- The task -
Repeat every line below exactly as it reads.

- Raw data -
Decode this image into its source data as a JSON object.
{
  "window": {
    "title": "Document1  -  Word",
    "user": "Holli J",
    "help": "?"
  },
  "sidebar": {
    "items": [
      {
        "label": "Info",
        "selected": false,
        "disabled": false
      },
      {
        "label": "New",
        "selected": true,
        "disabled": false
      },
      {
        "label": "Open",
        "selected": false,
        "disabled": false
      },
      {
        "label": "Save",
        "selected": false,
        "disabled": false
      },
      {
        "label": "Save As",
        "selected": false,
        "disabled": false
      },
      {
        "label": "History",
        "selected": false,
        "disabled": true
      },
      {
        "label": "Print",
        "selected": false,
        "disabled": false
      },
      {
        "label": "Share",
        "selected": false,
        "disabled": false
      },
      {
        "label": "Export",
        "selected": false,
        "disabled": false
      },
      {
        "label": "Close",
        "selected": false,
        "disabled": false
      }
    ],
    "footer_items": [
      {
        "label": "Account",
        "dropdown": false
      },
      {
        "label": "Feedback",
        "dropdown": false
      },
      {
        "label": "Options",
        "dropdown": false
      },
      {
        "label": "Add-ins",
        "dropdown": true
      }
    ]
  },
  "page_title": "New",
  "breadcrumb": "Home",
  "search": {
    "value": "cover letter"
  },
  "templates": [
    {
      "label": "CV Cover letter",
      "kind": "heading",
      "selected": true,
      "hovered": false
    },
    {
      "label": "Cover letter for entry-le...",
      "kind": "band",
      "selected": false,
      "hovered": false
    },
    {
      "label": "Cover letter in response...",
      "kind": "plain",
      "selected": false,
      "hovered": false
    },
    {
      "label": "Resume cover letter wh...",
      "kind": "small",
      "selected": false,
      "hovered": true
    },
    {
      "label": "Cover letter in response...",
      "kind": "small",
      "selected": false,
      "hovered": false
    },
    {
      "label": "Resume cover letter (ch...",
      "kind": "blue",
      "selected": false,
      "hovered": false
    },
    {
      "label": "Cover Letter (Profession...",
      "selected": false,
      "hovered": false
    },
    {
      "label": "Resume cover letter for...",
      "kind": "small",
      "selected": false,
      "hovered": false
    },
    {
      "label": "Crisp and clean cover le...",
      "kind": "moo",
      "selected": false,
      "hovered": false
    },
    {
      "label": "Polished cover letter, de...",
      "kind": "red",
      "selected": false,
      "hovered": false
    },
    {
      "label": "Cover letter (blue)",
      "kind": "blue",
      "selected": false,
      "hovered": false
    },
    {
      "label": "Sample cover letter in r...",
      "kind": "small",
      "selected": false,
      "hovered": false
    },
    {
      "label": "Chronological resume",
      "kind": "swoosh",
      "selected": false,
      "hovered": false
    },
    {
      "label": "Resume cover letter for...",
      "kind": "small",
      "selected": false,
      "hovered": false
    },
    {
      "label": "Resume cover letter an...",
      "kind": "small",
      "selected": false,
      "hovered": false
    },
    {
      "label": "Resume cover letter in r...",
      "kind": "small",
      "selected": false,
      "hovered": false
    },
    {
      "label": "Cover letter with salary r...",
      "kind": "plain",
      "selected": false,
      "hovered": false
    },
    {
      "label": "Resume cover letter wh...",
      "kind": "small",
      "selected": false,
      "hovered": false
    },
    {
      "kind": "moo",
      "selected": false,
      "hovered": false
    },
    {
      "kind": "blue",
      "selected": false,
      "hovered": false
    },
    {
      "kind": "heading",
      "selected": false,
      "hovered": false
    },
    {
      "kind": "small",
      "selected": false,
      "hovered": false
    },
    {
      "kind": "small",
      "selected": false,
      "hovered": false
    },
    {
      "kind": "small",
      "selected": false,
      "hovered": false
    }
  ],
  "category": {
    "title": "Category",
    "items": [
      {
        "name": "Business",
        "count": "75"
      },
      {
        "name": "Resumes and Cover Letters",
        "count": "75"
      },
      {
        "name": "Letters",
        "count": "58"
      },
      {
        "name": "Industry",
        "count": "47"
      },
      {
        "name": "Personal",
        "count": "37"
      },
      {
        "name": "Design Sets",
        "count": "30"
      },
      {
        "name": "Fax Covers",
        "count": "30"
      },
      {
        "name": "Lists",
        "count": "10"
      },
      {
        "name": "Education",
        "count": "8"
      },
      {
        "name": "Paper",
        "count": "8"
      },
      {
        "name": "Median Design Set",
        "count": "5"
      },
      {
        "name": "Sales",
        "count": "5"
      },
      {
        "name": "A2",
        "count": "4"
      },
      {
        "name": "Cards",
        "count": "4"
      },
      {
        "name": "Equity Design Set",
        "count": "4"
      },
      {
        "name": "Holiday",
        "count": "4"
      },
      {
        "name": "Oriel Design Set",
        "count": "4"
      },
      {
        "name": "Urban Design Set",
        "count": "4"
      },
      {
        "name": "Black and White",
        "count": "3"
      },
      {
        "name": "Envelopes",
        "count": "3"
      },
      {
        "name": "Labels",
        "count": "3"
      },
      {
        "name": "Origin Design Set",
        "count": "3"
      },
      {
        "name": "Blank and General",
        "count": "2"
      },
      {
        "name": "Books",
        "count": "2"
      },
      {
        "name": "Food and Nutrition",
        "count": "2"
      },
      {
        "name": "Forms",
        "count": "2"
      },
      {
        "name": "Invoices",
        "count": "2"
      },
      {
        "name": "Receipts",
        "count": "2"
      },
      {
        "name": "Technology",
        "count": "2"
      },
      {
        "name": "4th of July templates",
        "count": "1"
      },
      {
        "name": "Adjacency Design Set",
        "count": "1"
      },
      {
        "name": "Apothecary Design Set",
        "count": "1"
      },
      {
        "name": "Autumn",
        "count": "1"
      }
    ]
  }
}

- Solved exercise -
Decode this image into its source data as a JSON object.
{
  "window": {
    "title": "Document1  -  Word",
    "user": "Holli J",
    "help": "?"
  },
  "sidebar": {
    "items": [
      {
        "label": "Info",
        "selected": false,
        "disabled": false
      },
      {
        "label": "New",
        "selected": true,
        "disabled": false
      },
      {
        "label": "Open",
        "selected": false,
        "disabled": false
      },
      {
        "label": "Save",
        "selected": false,
        "disabled": false
      },
      {
        "label": "Save As",
        "selected": false,
        "disabled": false
      },
      {
        "label": "History",
        "selected": false,
        "disabled": true
      },
      {
        "label": "Print",
        "selected": false,
        "disabled": false
      },
      {
        "label": "Share",
        "selected": false,
        "disabled": false
      },
      {
        "label": "Export",
        "selected": false,
        "disabled": false
      },
      {
        "label": "Close",
        "selected": false,
        "disabled": false
      }
    ],
    "footer_items": [
      {
        "label": "Account",
        "dropdown": false
      },
      {
        "label": "Feedback",
        "dropdown": false
      },
      {
        "label": "Options",
        "dropdown": false
      },
      {
        "label": "Add-ins",
        "dropdown": true
      }
    ]
  },
  "page_title": "New",
  "breadcrumb": "Home",
  "search": {
    "value": "cover letter"
  },
  "templates": [
    {
      "label": "CV Cover letter",
      "kind": "heading",
      "selected": true,
      "hovered": false
    },
    {
      "label": "Cover letter for entry-le...",
      "kind": "band",
      "selected": false,
      "hovered": false
    },
    {
      "label": "Cover letter in response...",
      "kind": "plain",
      "selected": false,
      "hovered": false
    },
    {
      "label": "Resume cover letter wh...",
      "kind": "small",
      "selected": false,
      "hovered": true
    },
    {
      "label": "Cover letter in response...",
      "kind": "small",
      "selected": false,
      "hovered": false
    },
    {
      "label": "Resume cover letter (ch...",
      "kind": "blue",
      "selected": false,
      "hovered": false
    },
    {
      "label": "Cover Letter (Profession...",
      "selected": false,
      "hovered": false
    },
    {
      "label": "Resume cover letter for...",
      "kind": "small",
      "selected": false,
      "hovered": false
    },
    {
      "label": "Crisp and clean cover le...",
      "kind": "moo",
      "selected": false,
      "hovered": false
    },
    {
      "label": "Polished cover letter, de...",
      "kind": "red",
      "selected": false,
      "hovered": false
    },
    {
      "label": "Cover letter (blue)",
      "kind": "blue",
      "selected": false,
      "hovered": false
    },
    {
      "label": "Sample cover letter in r...",
      "kind": "small",
      "selected": false,
      "hovered": false
    },
    {
      "label": "Chronological resume",
      "kind": "swoosh",
      "selected": false,
      "hovered": false
    },
    {
      "label": "Resume cover letter for...",
      "kind": "small",
      "selected": false,
      "hovered": false
    },
    {
      "label": "Resume cover letter an...",
      "kind": "small",
      "selected": false,
      "hovered": false
    },
    {
      "label": "Resume cover letter in r...",
      "kind": "small",
      "selected": false,
      "hovered": false
    },
    {
      "label": "Cover letter with salary r...",
      "kind": "plain",
      "selected": false,
      "hovered": false
    },
    {
      "label": "Resume cover letter wh...",
      "kind": "small",
      "selected": false,
      "hovered": false
    },
    {
      "kind": "moo",
      "selected": false,
      "hovered": false
    },
    {
      "kind": "blue",
      "selected": false,
      "hovered": false
    },
    {
      "kind": "heading",
      "selected": false,
      "hovered": false
    },
    {
      "kind": "small",
      "selected": false,
      "hovered": false
    },
    {
      "kind": "small",
      "selected": false,
      "hovered": false
    },
    {
      "kind": "small",
      "selected": false,
      "hovered": false
    }
  ],
  "category": {
    "title": "Category",
    "items": [
      {
        "name": "Business",
        "count": "75"
      },
      {
        "name": "Resumes and Cover Letters",
        "count": "75"
      },
      {
        "name": "Letters",
        "count": "58"
      },
      {
        "name": "Industry",
        "count": "47"
      },
      {
        "name": "Personal",
        "count": "37"
      },
      {
        "name": "Design Sets",
        "count": "30"
      },
      {
        "name": "Fax Covers",
        "count": "30"
      },
      {
        "name": "Lists",
        "count": "10"
      },
      {
        "name": "Education",
        "count": "8"
      },
      {
        "name": "Paper",
        "count": "8"
      },
      {
        "name": "Median Design Set",
        "count": "5"
      },
      {
        "name": "Sales",
        "count": "5"
      },
      {
        "name": "A2",
        "count": "4"
      },
      {
        "name": "Cards",
        "count": "4"
      },
      {
        "name": "Equity Design Set",
        "count": "4"
      },
      {
        "name": "Holiday",
        "count": "4"
      },
      {
        "name": "Oriel Design Set",
        "count": "4"
      },
      {
        "name": "Urban Design Set",
        "count": "4"
      },
      {
        "name": "Black and White",
        "count": "3"
      },
      {
        "name": "Envelopes",
        "count": "3"
      },
      {
        "name": "Labels",
        "count": "3"
      },
      {
        "name": "Origin Design Set",
        "count": "3"
      },
      {
        "name": "Blank and General",
        "count": "2"
      },
      {
        "name": "Books",
        "count": "2"
      },
      {
        "name": "Food and Nutrition",
        "count": "2"
      },
      {
        "name": "Forms",
        "count": "2"
      },
      {
        "name": "Invoices",
        "count": "2"
      },
      {
        "name": "Receipts",
        "count": "2"
      },
      {
        "name": "Technology",
        "count": "2"
      },
      {
        "name": "4th of July templates",
        "count": "1"
      },
      {
        "name": "Adjacency Design Set",
        "count": "1"
      },
      {
        "name": "Apothecary Design Set",
        "count": "1"
      },
      {
        "name": "Autumn",
        "count": "1"
      }
    ]
  }
}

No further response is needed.